- Provided entries
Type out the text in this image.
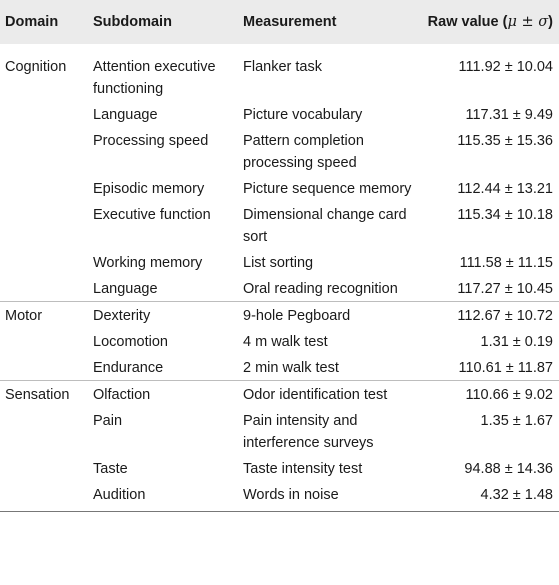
Domain	Subdomain	Measurement	Raw value (μ ± σ)
Cognition	Attention executive functioning	Flanker task	111.92 ± 10.04
	Language	Picture vocabulary	117.31 ± 9.49
	Processing speed	Pattern completion processing speed	115.35 ± 15.36
	Episodic memory	Picture sequence memory	112.44 ± 13.21
	Executive function	Dimensional change card sort	115.34 ± 10.18
	Working memory	List sorting	111.58 ± 11.15
	Language	Oral reading recognition	117.27 ± 10.45
Motor	Dexterity	9-hole Pegboard	112.67 ± 10.72
	Locomotion	4 m walk test	1.31 ± 0.19
	Endurance	2 min walk test	110.61 ± 11.87
Sensation	Olfaction	Odor identification test	110.66 ± 9.02
	Pain	Pain intensity and interference surveys	1.35 ± 1.67
	Taste	Taste intensity test	94.88 ± 14.36
	Audition	Words in noise	4.32 ± 1.48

- Stated task
Every record must be copied exactly, with the pictures left out.

- Solved problem
Type out the text in this image.
Domain	Subdomain	Measurement	Raw value (μ ± σ)
Cognition	Attention executive functioning	Flanker task	111.92 ± 10.04
	Language	Picture vocabulary	117.31 ± 9.49
	Processing speed	Pattern completion processing speed	115.35 ± 15.36
	Episodic memory	Picture sequence memory	112.44 ± 13.21
	Executive function	Dimensional change card sort	115.34 ± 10.18
	Working memory	List sorting	111.58 ± 11.15
	Language	Oral reading recognition	117.27 ± 10.45
Motor	Dexterity	9-hole Pegboard	112.67 ± 10.72
	Locomotion	4 m walk test	1.31 ± 0.19
	Endurance	2 min walk test	110.61 ± 11.87
Sensation	Olfaction	Odor identification test	110.66 ± 9.02
	Pain	Pain intensity and interference surveys	1.35 ± 1.67
	Taste	Taste intensity test	94.88 ± 14.36
	Audition	Words in noise	4.32 ± 1.48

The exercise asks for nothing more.